(EXERCISE AIM) Leave out any picture and return the remaining listing below exactly as given.

Start of DATASET EXCERPTS

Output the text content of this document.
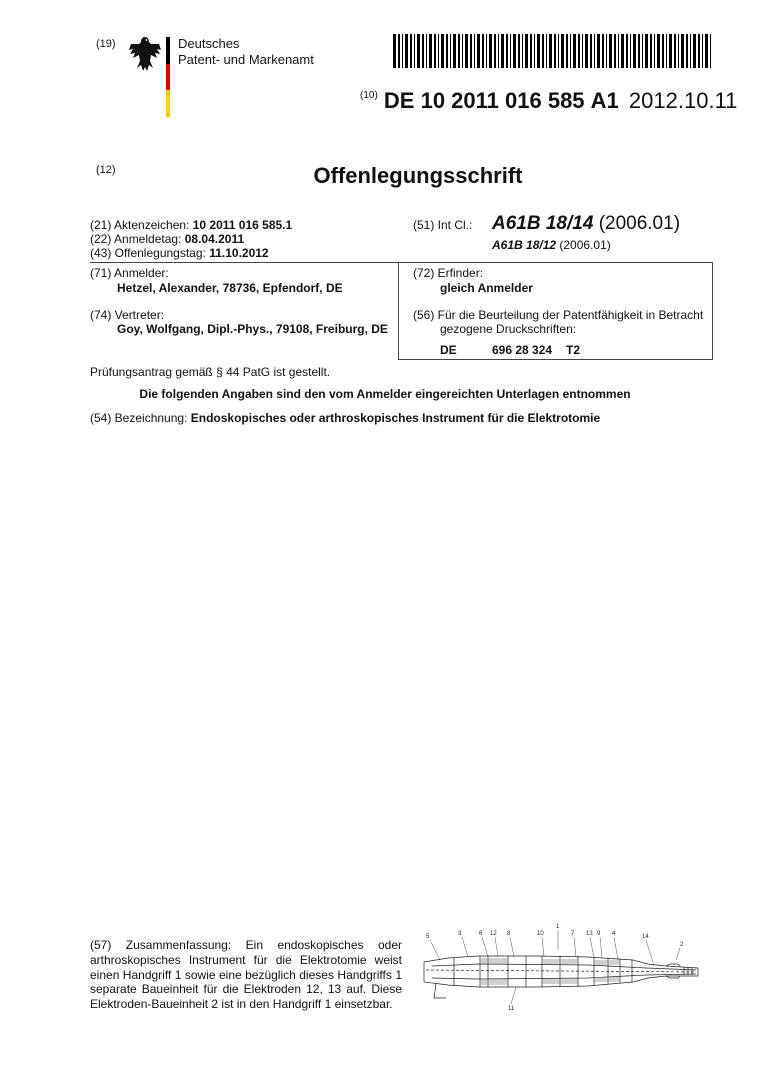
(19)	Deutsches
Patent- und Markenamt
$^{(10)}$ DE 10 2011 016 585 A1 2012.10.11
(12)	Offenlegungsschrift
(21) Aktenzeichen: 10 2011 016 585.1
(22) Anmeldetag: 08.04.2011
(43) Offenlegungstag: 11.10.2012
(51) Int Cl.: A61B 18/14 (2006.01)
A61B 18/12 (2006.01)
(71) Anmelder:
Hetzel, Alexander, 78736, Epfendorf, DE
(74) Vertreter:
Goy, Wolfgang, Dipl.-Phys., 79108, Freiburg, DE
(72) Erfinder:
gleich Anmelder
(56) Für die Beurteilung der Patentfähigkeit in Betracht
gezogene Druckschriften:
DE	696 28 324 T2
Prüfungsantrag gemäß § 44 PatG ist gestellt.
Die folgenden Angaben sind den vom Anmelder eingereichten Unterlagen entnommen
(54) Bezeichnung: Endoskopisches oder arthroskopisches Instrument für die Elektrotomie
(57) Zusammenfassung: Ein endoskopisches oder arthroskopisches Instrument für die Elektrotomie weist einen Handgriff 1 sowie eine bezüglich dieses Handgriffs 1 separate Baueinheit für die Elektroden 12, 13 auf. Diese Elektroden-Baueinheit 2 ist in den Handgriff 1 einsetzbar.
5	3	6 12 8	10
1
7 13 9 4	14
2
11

End of DATASET EXCERPTS

(CORRECT ANSWER)
Output the text content of this document.
(19)	Deutsches
Patent- und Markenamt
$^{(10)}$ DE 10 2011 016 585 A1 2012.10.11
(12)	Offenlegungsschrift
(21) Aktenzeichen: 10 2011 016 585.1
(22) Anmeldetag: 08.04.2011
(43) Offenlegungstag: 11.10.2012
(51) Int Cl.: A61B 18/14 (2006.01)
A61B 18/12 (2006.01)
(71) Anmelder:
Hetzel, Alexander, 78736, Epfendorf, DE
(74) Vertreter:
Goy, Wolfgang, Dipl.-Phys., 79108, Freiburg, DE
(72) Erfinder:
gleich Anmelder
(56) Für die Beurteilung der Patentfähigkeit in Betracht
gezogene Druckschriften:
DE	696 28 324 T2
Prüfungsantrag gemäß § 44 PatG ist gestellt.
Die folgenden Angaben sind den vom Anmelder eingereichten Unterlagen entnommen
(54) Bezeichnung: Endoskopisches oder arthroskopisches Instrument für die Elektrotomie
(57) Zusammenfassung: Ein endoskopisches oder arthroskopisches Instrument für die Elektrotomie weist einen Handgriff 1 sowie eine bezüglich dieses Handgriffs 1 separate Baueinheit für die Elektroden 12, 13 auf. Diese Elektroden-Baueinheit 2 ist in den Handgriff 1 einsetzbar.
5	3	6 12 8	10
1
7 13 9 4	14
2
11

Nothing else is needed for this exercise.